_Saved entries:_
= = =

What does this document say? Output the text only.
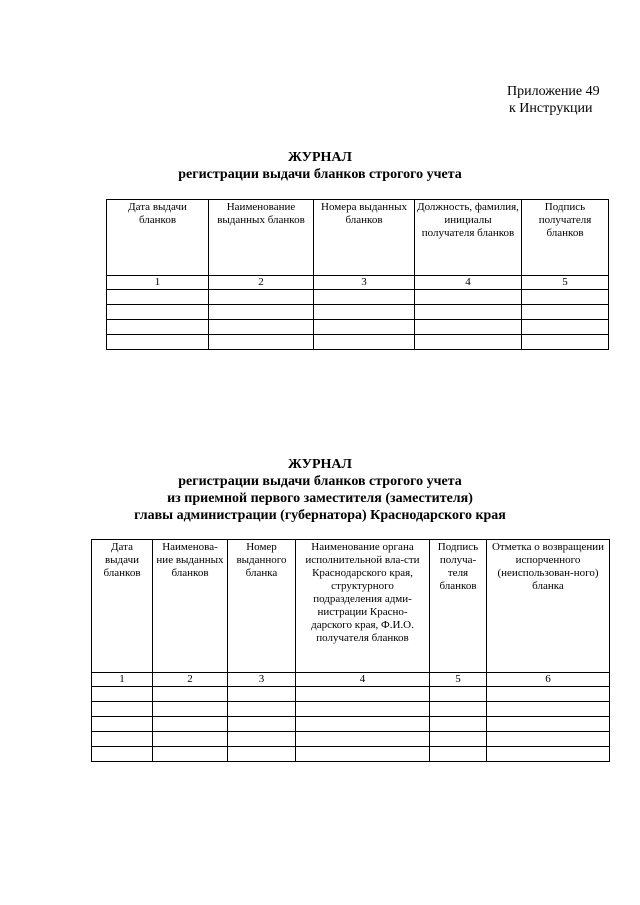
Приложение 49
к Инструкции
ЖУРНАЛ
регистрации выдачи бланков строгого учета
Дата выдачи бланков	Наименование выданных бланков	Номера выданных бланков	Должность, фамилия, инициалы получателя бланков	Подпись получателя бланков
1	2	3	4	5

ЖУРНАЛ
регистрации выдачи бланков строгого учета
из приемной первого заместителя (заместителя)
главы администрации (губернатора) Краснодарского края
Дата выдачи бланков	Наименова-ние выданных бланков	Номер выданного бланка	Наименование органа исполнительной вла-сти Краснодарского края, структурного подразделения адми-нистрации Красно-дарского края, Ф.И.О. получателя бланков	Подпись получа-теля бланков	Отметка о возвращении испорченного (неиспользован-ного) бланка
1	2	3	4	5	6
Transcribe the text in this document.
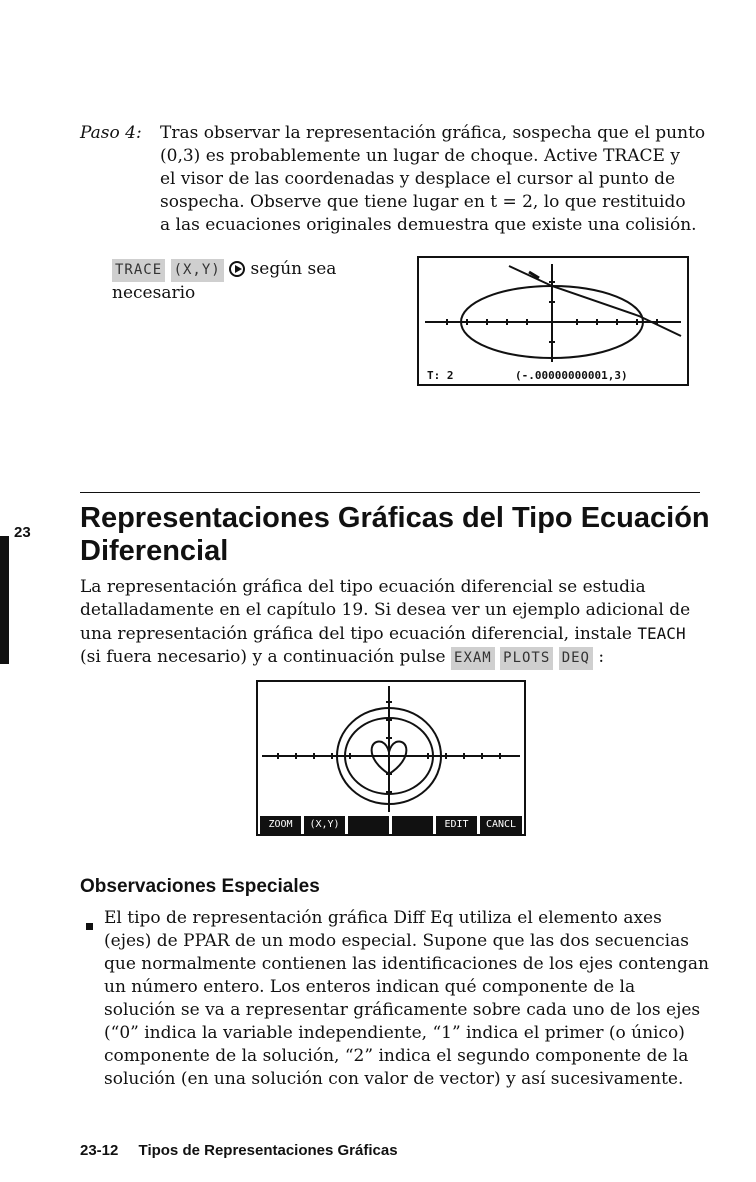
Paso 4: Tras observar la representación gráfica, sospecha que el punto
(0,3) es probablemente un lugar de choque. Active TRACE y
el visor de las coordenadas y desplace el cursor al punto de
sospecha. Observe que tiene lugar en t = 2, lo que restituido
a las ecuaciones originales demuestra que existe una colisión.
TRACE (X,Y) según sea
necesario
T: 2	(-.00000000001,3)
23 Representaciones Gráficas del Tipo Ecuación
Diferencial
La representación gráfica del tipo ecuación diferencial se estudia
detalladamente en el capítulo 19. Si desea ver un ejemplo adicional de
una representación gráfica del tipo ecuación diferencial, instale TEACH
(si fuera necesario) y a continuación pulse EXAM PLOTS DEQ :
ZOOM	(X,Y)	EDIT	CANCL
Observaciones Especiales
El tipo de representación gráfica Diff Eq utiliza el elemento axes
(ejes) de PPAR de un modo especial. Supone que las dos secuencias
que normalmente contienen las identificaciones de los ejes contengan
un número entero. Los enteros indican qué componente de la
solución se va a representar gráficamente sobre cada uno de los ejes
(“0” indica la variable independiente, “1” indica el primer (o único)
componente de la solución, “2” indica el segundo componente de la
solución (en una solución con valor de vector) y así sucesivamente.
23-12 Tipos de Representaciones Gráficas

= = =

_What is needed:_ Copy out each line of the data containing the string "text".

_Solution to this problem:_
What does this document say? Output the text only.
Transcribe the text in this document.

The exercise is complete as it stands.